Tugas yang Diminta:
(a) Ulangi dengan persis bagian petikan teks yang diawali kata-kata yang memuat "Saat disinggung soal" dan diakhiri dengan "Yang penting, halal.".
(b) Tentukan apakah setiap pernyataan berikut sesuai dengan petikan teks, lalu jawab ya atau tidak dan kutip persis kata-kata penentunya. (i) Evi belajar menyetir mobil sedan sejak SD bersama pamannya. (ii) Evi langsung membawa bus begitu diterima bekerja di Blue Bird. (iii) Yessi termasuk angkatan pertama pengemudi Bus Transjakarta tahun 2004.
(c) Jawab pertanyaan berikut berdasarkan petikan teks.
(i) Di kawasan mana Evi pernah ditilang polisi?
(ii) Apa saja yang diangkut truk Evi di Kalimantan Tengah?
(iii) Bus apa yang dibawa Yessi sebelum menjadi pengemudi Bus Transjakarta?

Meet the Driver
Elvira Sari Ratnadi
Wanita Perkasa
B
ila melihat dandanannya yang apik, agak
sulit memercayai perempuan cantik
berdarah Palembang yang akrab disapa
Evi ini gemar mengendarai mobil berukuran
besar, dari bus sampai truk tronton. Belajar
menyetir mobil sedan sejak SD bersama sang
paman, lama-kelamaan saat beranjak dewasa,
Evi pun menemukan keasyikan tersendiri kala
mengakrabi kemudi.
“Suatu kali, saya ditilang polisi gara-gara
melintasi busway di kawasan Thamrin. Sejak
itu, saya bertekad menjadi pengemudi Bus
Transjakarta, dan akhirnya kesampaian,” ujar
Evi. Beberapa tahun kemudian, dia hengkang
lantaran sakit. Begitu sembuh, Evi hijrah ke
Kalimantan Tengah. Kali ini, membawa truk
pengangkut hasil pertanian, juga tabung
gas LPG. Sekembalinya ke Jakarta, Evi
mewujudkan cita-citanya sedari masa sekolah:
menjadi pengemudi bus Big Bird.
“Dulu, setiap pulang sekolah selalu melewati
pool Blue Bird. Dalam hati, saya ingin jadi
pengemudi busnya.” Tanpa proses berbelit,
Evi diterima bekerja. Terlebih dahulu sebagai
pengemudi taksi. Berselang beberapa bulan,
barulah dia membawa bus.
Bagi Evi, pekerjaan sebagai pengemudi
Big Bird sesuai panggilan jiwa. “Saya
menikmati. Saya belum ingin berhenti,”
katanya. Semangat, keberanian dan rasa
percaya diri membuat Evi tak gentar
menghadapi tantangan di jalanan,
termasuk preman yang kerap memalak.
Saat disinggung soal emansipasi perempuan,
dia memiliki jawabannya sendiri.
“Emansipasi jaman now itu tuntutan hidup
yang harus kita lengkapi,” kata Evi, lugas.
“Kalau dulu, Ibu Kartini ingin sama pintar
dengan pria, jangan sampai dibodoh-
bodohi. Sekarang, perempuan tidak bisa
hanya menunggu, lalu menuntut ini itu.
Salah. Perempuan juga tetap berusaha,
berkarya. Semisal ibu rumah tangga, kan bisa
berdagang online. Yang penting, halal.
Moto
Jadikan hobi sebagai pekerjaan.
Jika dilakukan dengan senang
hati, sampai kapan pun tidak
akan pernah bosan. Bikin suasana
ceria sepanjang perjalanan.
Selain menguasai setir dan mesin,
pengemudi juga harus memiliki
rasa percaya diri, jujur, dan
bisa dipercaya.
Yessi Diana Sondakh
Setangguh Pria
S
ama seperti Evi, Yessi juga pernah
menjadi pengemudi Bus Transjakarta,
bahkan angkatan pertama 2004, setelah
sebelumnya membawa bus pariwisata keliling
Jawa. Begitu mengetahui beberapa kawannya
bekerja di Blue Bird, dia pun mengikuti seleksi
dan diterima sebagai pengemudi taksi.

Bahan Sumber:
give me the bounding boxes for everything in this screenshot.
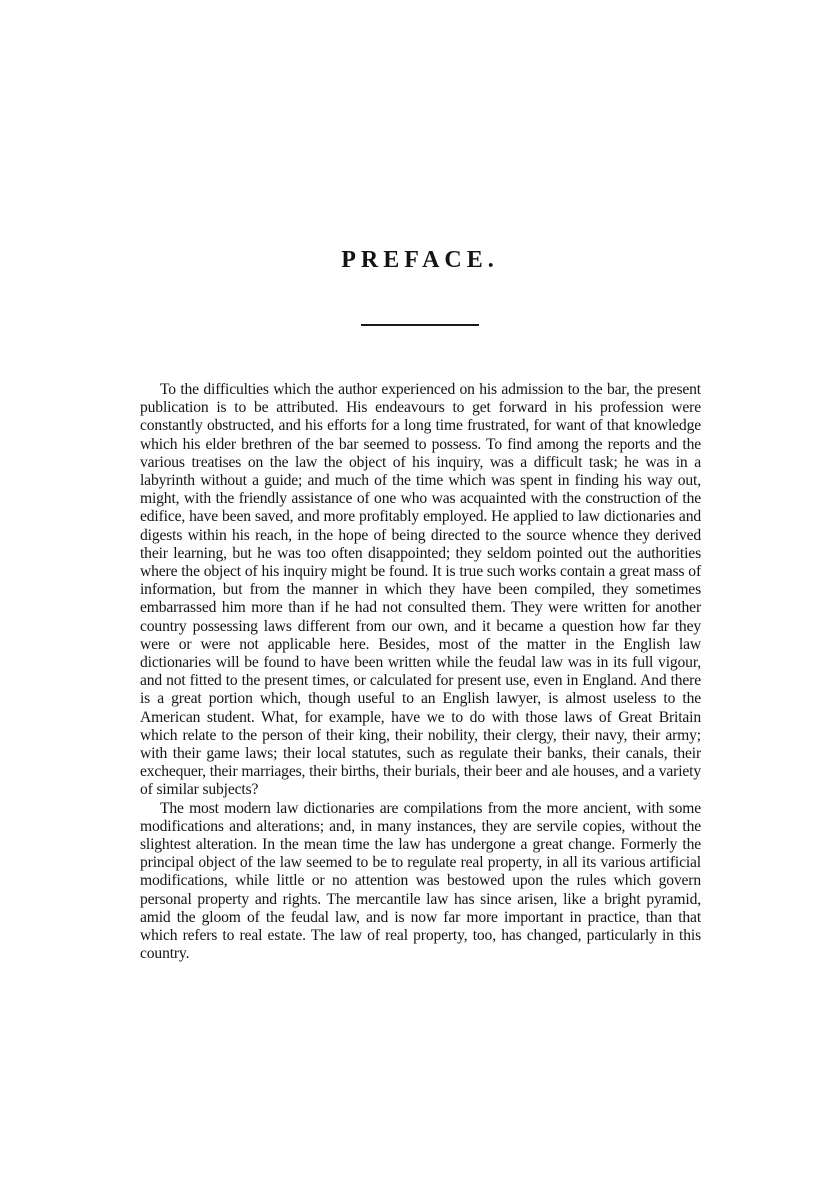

Hasil Setiap Tugas:
(a)
Saat disinggung soal emansipasi perempuan,
dia memiliki jawabannya sendiri.
“Emansipasi jaman now itu tuntutan hidup
yang harus kita lengkapi,” kata Evi, lugas.
“Kalau dulu, Ibu Kartini ingin sama pintar
dengan pria, jangan sampai dibodoh-
bodohi. Sekarang, perempuan tidak bisa
hanya menunggu, lalu menuntut ini itu.
Salah. Perempuan juga tetap berusaha,
berkarya. Semisal ibu rumah tangga, kan bisa
berdagang online. Yang penting, halal.

(b)
(i) Ya: "Belajar menyetir mobil sedan sejak SD bersama sang paman"
(ii) Tidak: "Terlebih dahulu sebagai pengemudi taksi. Berselang beberapa bulan, barulah dia membawa bus."
(iii) Ya: "bahkan angkatan pertama 2004"

(c)
(i) Di kawasan Thamrin.
(ii) Hasil pertanian dan tabung gas LPG.
(iii) Bus pariwisata keliling Jawa.